Restate the entire listing word for word.

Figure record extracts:
::::
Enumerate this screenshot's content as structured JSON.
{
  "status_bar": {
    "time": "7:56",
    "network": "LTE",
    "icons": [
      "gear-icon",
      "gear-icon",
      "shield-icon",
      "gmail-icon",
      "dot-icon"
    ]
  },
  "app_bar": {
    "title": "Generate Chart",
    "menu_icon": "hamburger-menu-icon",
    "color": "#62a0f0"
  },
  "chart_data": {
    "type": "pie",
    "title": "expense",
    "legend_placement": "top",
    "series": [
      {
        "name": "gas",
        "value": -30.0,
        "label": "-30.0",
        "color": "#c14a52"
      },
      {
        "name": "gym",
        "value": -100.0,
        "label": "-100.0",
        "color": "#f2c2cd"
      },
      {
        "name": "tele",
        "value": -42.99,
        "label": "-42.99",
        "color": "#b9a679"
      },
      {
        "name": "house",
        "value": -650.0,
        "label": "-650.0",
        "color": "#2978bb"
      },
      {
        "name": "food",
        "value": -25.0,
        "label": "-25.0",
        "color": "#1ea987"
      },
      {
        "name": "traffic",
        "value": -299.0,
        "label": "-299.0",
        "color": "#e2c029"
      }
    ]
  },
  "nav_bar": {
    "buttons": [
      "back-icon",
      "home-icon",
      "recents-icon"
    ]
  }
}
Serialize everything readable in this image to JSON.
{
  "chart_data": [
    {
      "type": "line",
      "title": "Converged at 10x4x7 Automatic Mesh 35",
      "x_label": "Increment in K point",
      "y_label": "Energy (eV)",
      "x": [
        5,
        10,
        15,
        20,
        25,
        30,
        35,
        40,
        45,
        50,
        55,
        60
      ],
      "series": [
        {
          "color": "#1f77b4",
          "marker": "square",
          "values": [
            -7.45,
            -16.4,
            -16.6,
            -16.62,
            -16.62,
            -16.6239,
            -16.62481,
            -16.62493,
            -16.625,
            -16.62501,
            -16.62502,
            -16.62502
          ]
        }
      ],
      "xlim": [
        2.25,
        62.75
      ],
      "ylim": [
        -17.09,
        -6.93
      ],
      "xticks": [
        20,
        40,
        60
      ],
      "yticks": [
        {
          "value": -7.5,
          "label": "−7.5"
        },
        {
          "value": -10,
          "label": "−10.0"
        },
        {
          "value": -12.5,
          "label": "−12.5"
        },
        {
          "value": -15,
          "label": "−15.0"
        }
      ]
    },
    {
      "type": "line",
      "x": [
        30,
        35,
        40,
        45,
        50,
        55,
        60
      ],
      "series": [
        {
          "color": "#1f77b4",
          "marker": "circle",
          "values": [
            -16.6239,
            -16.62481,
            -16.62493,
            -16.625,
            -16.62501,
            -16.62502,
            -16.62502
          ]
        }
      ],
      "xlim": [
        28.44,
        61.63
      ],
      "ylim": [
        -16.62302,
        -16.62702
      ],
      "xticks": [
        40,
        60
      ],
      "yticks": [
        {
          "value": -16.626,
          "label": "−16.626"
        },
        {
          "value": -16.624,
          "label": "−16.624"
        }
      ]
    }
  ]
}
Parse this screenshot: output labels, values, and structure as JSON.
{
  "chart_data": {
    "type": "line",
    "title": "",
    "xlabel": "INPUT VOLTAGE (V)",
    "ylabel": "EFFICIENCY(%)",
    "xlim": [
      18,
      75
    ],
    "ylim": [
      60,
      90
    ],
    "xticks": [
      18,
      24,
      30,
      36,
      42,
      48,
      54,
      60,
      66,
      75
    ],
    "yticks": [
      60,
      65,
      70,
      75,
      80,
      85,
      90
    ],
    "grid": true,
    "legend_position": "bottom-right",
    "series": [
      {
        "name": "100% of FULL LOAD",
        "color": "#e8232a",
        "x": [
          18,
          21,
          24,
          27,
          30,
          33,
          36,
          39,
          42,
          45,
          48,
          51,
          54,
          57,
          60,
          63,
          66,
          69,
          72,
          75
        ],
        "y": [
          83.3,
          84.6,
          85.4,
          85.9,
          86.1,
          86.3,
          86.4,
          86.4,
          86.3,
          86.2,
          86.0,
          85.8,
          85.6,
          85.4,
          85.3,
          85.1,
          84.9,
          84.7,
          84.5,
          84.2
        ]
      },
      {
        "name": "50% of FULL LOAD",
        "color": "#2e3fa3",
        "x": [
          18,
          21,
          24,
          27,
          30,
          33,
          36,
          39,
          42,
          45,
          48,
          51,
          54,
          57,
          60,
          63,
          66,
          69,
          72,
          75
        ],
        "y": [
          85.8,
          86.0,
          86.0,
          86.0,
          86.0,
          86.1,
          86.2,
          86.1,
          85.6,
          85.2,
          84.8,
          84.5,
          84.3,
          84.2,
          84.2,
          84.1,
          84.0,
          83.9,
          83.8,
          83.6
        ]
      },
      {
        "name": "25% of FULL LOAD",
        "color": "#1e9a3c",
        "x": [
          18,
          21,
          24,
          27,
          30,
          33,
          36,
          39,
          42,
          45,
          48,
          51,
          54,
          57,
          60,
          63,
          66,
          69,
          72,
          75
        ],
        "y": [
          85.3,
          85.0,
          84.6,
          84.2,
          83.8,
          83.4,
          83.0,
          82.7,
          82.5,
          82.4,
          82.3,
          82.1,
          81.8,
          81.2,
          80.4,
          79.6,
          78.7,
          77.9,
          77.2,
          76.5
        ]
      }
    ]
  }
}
::::
• [Final result]:
Enumerate this screenshot's content as structured JSON.
{
  "status_bar": {
    "time": "7:56",
    "network": "LTE",
    "icons": [
      "gear-icon",
      "gear-icon",
      "shield-icon",
      "gmail-icon",
      "dot-icon"
    ]
  },
  "app_bar": {
    "title": "Generate Chart",
    "menu_icon": "hamburger-menu-icon",
    "color": "#62a0f0"
  },
  "chart_data": {
    "type": "pie",
    "title": "expense",
    "legend_placement": "top",
    "series": [
      {
        "name": "gas",
        "value": -30.0,
        "label": "-30.0",
        "color": "#c14a52"
      },
      {
        "name": "gym",
        "value": -100.0,
        "label": "-100.0",
        "color": "#f2c2cd"
      },
      {
        "name": "tele",
        "value": -42.99,
        "label": "-42.99",
        "color": "#b9a679"
      },
      {
        "name": "house",
        "value": -650.0,
        "label": "-650.0",
        "color": "#2978bb"
      },
      {
        "name": "food",
        "value": -25.0,
        "label": "-25.0",
        "color": "#1ea987"
      },
      {
        "name": "traffic",
        "value": -299.0,
        "label": "-299.0",
        "color": "#e2c029"
      }
    ]
  },
  "nav_bar": {
    "buttons": [
      "back-icon",
      "home-icon",
      "recents-icon"
    ]
  }
}
Serialize everything readable in this image to JSON.
{
  "chart_data": [
    {
      "type": "line",
      "title": "Converged at 10x4x7 Automatic Mesh 35",
      "x_label": "Increment in K point",
      "y_label": "Energy (eV)",
      "x": [
        5,
        10,
        15,
        20,
        25,
        30,
        35,
        40,
        45,
        50,
        55,
        60
      ],
      "series": [
        {
          "color": "#1f77b4",
          "marker": "square",
          "values": [
            -7.45,
            -16.4,
            -16.6,
            -16.62,
            -16.62,
            -16.6239,
            -16.62481,
            -16.62493,
            -16.625,
            -16.62501,
            -16.62502,
            -16.62502
          ]
        }
      ],
      "xlim": [
        2.25,
        62.75
      ],
      "ylim": [
        -17.09,
        -6.93
      ],
      "xticks": [
        20,
        40,
        60
      ],
      "yticks": [
        {
          "value": -7.5,
          "label": "−7.5"
        },
        {
          "value": -10,
          "label": "−10.0"
        },
        {
          "value": -12.5,
          "label": "−12.5"
        },
        {
          "value": -15,
          "label": "−15.0"
        }
      ]
    },
    {
      "type": "line",
      "x": [
        30,
        35,
        40,
        45,
        50,
        55,
        60
      ],
      "series": [
        {
          "color": "#1f77b4",
          "marker": "circle",
          "values": [
            -16.6239,
            -16.62481,
            -16.62493,
            -16.625,
            -16.62501,
            -16.62502,
            -16.62502
          ]
        }
      ],
      "xlim": [
        28.44,
        61.63
      ],
      "ylim": [
        -16.62302,
        -16.62702
      ],
      "xticks": [
        40,
        60
      ],
      "yticks": [
        {
          "value": -16.626,
          "label": "−16.626"
        },
        {
          "value": -16.624,
          "label": "−16.624"
        }
      ]
    }
  ]
}
Parse this screenshot: output labels, values, and structure as JSON.
{
  "chart_data": {
    "type": "line",
    "title": "",
    "xlabel": "INPUT VOLTAGE (V)",
    "ylabel": "EFFICIENCY(%)",
    "xlim": [
      18,
      75
    ],
    "ylim": [
      60,
      90
    ],
    "xticks": [
      18,
      24,
      30,
      36,
      42,
      48,
      54,
      60,
      66,
      75
    ],
    "yticks": [
      60,
      65,
      70,
      75,
      80,
      85,
      90
    ],
    "grid": true,
    "legend_position": "bottom-right",
    "series": [
      {
        "name": "100% of FULL LOAD",
        "color": "#e8232a",
        "x": [
          18,
          21,
          24,
          27,
          30,
          33,
          36,
          39,
          42,
          45,
          48,
          51,
          54,
          57,
          60,
          63,
          66,
          69,
          72,
          75
        ],
        "y": [
          83.3,
          84.6,
          85.4,
          85.9,
          86.1,
          86.3,
          86.4,
          86.4,
          86.3,
          86.2,
          86.0,
          85.8,
          85.6,
          85.4,
          85.3,
          85.1,
          84.9,
          84.7,
          84.5,
          84.2
        ]
      },
      {
        "name": "50% of FULL LOAD",
        "color": "#2e3fa3",
        "x": [
          18,
          21,
          24,
          27,
          30,
          33,
          36,
          39,
          42,
          45,
          48,
          51,
          54,
          57,
          60,
          63,
          66,
          69,
          72,
          75
        ],
        "y": [
          85.8,
          86.0,
          86.0,
          86.0,
          86.0,
          86.1,
          86.2,
          86.1,
          85.6,
          85.2,
          84.8,
          84.5,
          84.3,
          84.2,
          84.2,
          84.1,
          84.0,
          83.9,
          83.8,
          83.6
        ]
      },
      {
        "name": "25% of FULL LOAD",
        "color": "#1e9a3c",
        "x": [
          18,
          21,
          24,
          27,
          30,
          33,
          36,
          39,
          42,
          45,
          48,
          51,
          54,
          57,
          60,
          63,
          66,
          69,
          72,
          75
        ],
        "y": [
          85.3,
          85.0,
          84.6,
          84.2,
          83.8,
          83.4,
          83.0,
          82.7,
          82.5,
          82.4,
          82.3,
          82.1,
          81.8,
          81.2,
          80.4,
          79.6,
          78.7,
          77.9,
          77.2,
          76.5
        ]
      }
    ]
  }
}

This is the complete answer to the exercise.